(Collection entries)
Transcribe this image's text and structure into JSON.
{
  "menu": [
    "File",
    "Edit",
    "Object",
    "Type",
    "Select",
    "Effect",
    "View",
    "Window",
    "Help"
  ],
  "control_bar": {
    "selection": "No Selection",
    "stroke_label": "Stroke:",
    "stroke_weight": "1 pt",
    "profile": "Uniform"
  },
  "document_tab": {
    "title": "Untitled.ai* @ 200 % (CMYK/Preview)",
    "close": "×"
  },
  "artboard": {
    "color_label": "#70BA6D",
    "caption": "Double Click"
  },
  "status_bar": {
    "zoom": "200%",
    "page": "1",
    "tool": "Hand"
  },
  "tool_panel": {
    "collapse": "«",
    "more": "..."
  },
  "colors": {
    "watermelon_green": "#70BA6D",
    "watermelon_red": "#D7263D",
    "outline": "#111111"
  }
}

- [What is required]
Reproduce the complete data exactly as presented above.

- [Result for this exercise]
Transcribe this image's text and structure into JSON.
{
  "menu": [
    "File",
    "Edit",
    "Object",
    "Type",
    "Select",
    "Effect",
    "View",
    "Window",
    "Help"
  ],
  "control_bar": {
    "selection": "No Selection",
    "stroke_label": "Stroke:",
    "stroke_weight": "1 pt",
    "profile": "Uniform"
  },
  "document_tab": {
    "title": "Untitled.ai* @ 200 % (CMYK/Preview)",
    "close": "×"
  },
  "artboard": {
    "color_label": "#70BA6D",
    "caption": "Double Click"
  },
  "status_bar": {
    "zoom": "200%",
    "page": "1",
    "tool": "Hand"
  },
  "tool_panel": {
    "collapse": "«",
    "more": "..."
  },
  "colors": {
    "watermelon_green": "#70BA6D",
    "watermelon_red": "#D7263D",
    "outline": "#111111"
  }
}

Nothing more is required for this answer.